TO DO >>
Write out each line beneath this one exactly as it reads.

--- INPUT DATA ---

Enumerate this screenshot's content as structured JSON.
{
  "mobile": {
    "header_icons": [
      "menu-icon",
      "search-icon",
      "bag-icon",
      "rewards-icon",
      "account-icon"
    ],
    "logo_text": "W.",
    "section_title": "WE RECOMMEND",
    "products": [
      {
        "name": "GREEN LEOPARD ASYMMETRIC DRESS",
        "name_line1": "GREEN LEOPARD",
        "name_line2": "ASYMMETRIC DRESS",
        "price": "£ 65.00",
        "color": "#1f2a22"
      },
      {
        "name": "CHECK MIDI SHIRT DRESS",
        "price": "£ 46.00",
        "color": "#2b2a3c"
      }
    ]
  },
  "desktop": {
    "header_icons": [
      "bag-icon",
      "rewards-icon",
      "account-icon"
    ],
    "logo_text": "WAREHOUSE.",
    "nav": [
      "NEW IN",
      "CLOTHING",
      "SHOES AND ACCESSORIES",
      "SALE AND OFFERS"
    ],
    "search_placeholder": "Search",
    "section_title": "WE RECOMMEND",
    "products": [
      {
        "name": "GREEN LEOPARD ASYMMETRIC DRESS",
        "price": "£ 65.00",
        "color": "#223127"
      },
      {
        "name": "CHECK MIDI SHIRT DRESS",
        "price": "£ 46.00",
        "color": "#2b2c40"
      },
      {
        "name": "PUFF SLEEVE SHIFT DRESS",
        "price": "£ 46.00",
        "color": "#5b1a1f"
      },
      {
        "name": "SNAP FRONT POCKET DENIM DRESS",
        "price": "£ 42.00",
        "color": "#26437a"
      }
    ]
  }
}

---

COMPLETE OUTPUT >>
Enumerate this screenshot's content as structured JSON.
{
  "mobile": {
    "header_icons": [
      "menu-icon",
      "search-icon",
      "bag-icon",
      "rewards-icon",
      "account-icon"
    ],
    "logo_text": "W.",
    "section_title": "WE RECOMMEND",
    "products": [
      {
        "name": "GREEN LEOPARD ASYMMETRIC DRESS",
        "name_line1": "GREEN LEOPARD",
        "name_line2": "ASYMMETRIC DRESS",
        "price": "£ 65.00",
        "color": "#1f2a22"
      },
      {
        "name": "CHECK MIDI SHIRT DRESS",
        "price": "£ 46.00",
        "color": "#2b2a3c"
      }
    ]
  },
  "desktop": {
    "header_icons": [
      "bag-icon",
      "rewards-icon",
      "account-icon"
    ],
    "logo_text": "WAREHOUSE.",
    "nav": [
      "NEW IN",
      "CLOTHING",
      "SHOES AND ACCESSORIES",
      "SALE AND OFFERS"
    ],
    "search_placeholder": "Search",
    "section_title": "WE RECOMMEND",
    "products": [
      {
        "name": "GREEN LEOPARD ASYMMETRIC DRESS",
        "price": "£ 65.00",
        "color": "#223127"
      },
      {
        "name": "CHECK MIDI SHIRT DRESS",
        "price": "£ 46.00",
        "color": "#2b2c40"
      },
      {
        "name": "PUFF SLEEVE SHIFT DRESS",
        "price": "£ 46.00",
        "color": "#5b1a1f"
      },
      {
        "name": "SNAP FRONT POCKET DENIM DRESS",
        "price": "£ 42.00",
        "color": "#26437a"
      }
    ]
  }
}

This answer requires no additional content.